● Records supplied
▼
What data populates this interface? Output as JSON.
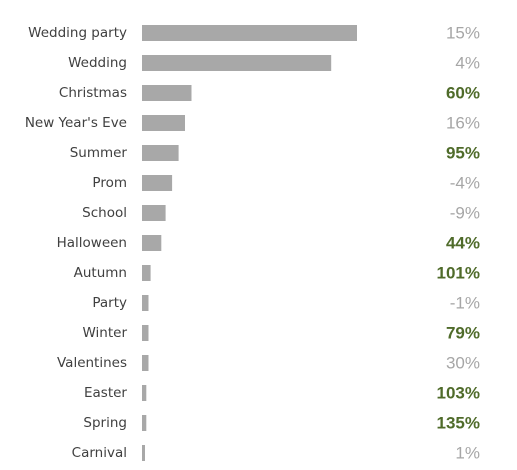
{
  "chart_data": {
    "type": "bar",
    "orientation": "horizontal",
    "title": "",
    "xlabel": "",
    "ylabel": "",
    "categories": [
      "Wedding party",
      "Wedding",
      "Christmas",
      "New Year's Eve",
      "Summer",
      "Prom",
      "School",
      "Halloween",
      "Autumn",
      "Party",
      "Winter",
      "Valentines",
      "Easter",
      "Spring",
      "Carnival"
    ],
    "values": [
      100,
      88,
      23,
      20,
      17,
      14,
      11,
      9,
      4,
      3,
      3,
      3,
      2,
      2,
      1
    ],
    "changes": [
      "15%",
      "4%",
      "60%",
      "16%",
      "95%",
      "-4%",
      "-9%",
      "44%",
      "101%",
      "-1%",
      "79%",
      "30%",
      "103%",
      "135%",
      "1%"
    ],
    "highlighted": [
      false,
      false,
      true,
      false,
      true,
      false,
      false,
      true,
      true,
      false,
      true,
      false,
      true,
      true,
      false
    ],
    "xlim": [
      0,
      100
    ],
    "grid": false,
    "legend": "none",
    "bar_color": "#a8a8a8",
    "highlight_color": "#4f6b2a",
    "change_color": "#a6a6a6",
    "label_color": "#404040"
  }
}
▲
Return the listing above unchanged, apart from dropping its pictures.

● Final answer
What data populates this interface? Output as JSON.
{
  "chart_data": {
    "type": "bar",
    "orientation": "horizontal",
    "title": "",
    "xlabel": "",
    "ylabel": "",
    "categories": [
      "Wedding party",
      "Wedding",
      "Christmas",
      "New Year's Eve",
      "Summer",
      "Prom",
      "School",
      "Halloween",
      "Autumn",
      "Party",
      "Winter",
      "Valentines",
      "Easter",
      "Spring",
      "Carnival"
    ],
    "values": [
      100,
      88,
      23,
      20,
      17,
      14,
      11,
      9,
      4,
      3,
      3,
      3,
      2,
      2,
      1
    ],
    "changes": [
      "15%",
      "4%",
      "60%",
      "16%",
      "95%",
      "-4%",
      "-9%",
      "44%",
      "101%",
      "-1%",
      "79%",
      "30%",
      "103%",
      "135%",
      "1%"
    ],
    "highlighted": [
      false,
      false,
      true,
      false,
      true,
      false,
      false,
      true,
      true,
      false,
      true,
      false,
      true,
      true,
      false
    ],
    "xlim": [
      0,
      100
    ],
    "grid": false,
    "legend": "none",
    "bar_color": "#a8a8a8",
    "highlight_color": "#4f6b2a",
    "change_color": "#a6a6a6",
    "label_color": "#404040"
  }
}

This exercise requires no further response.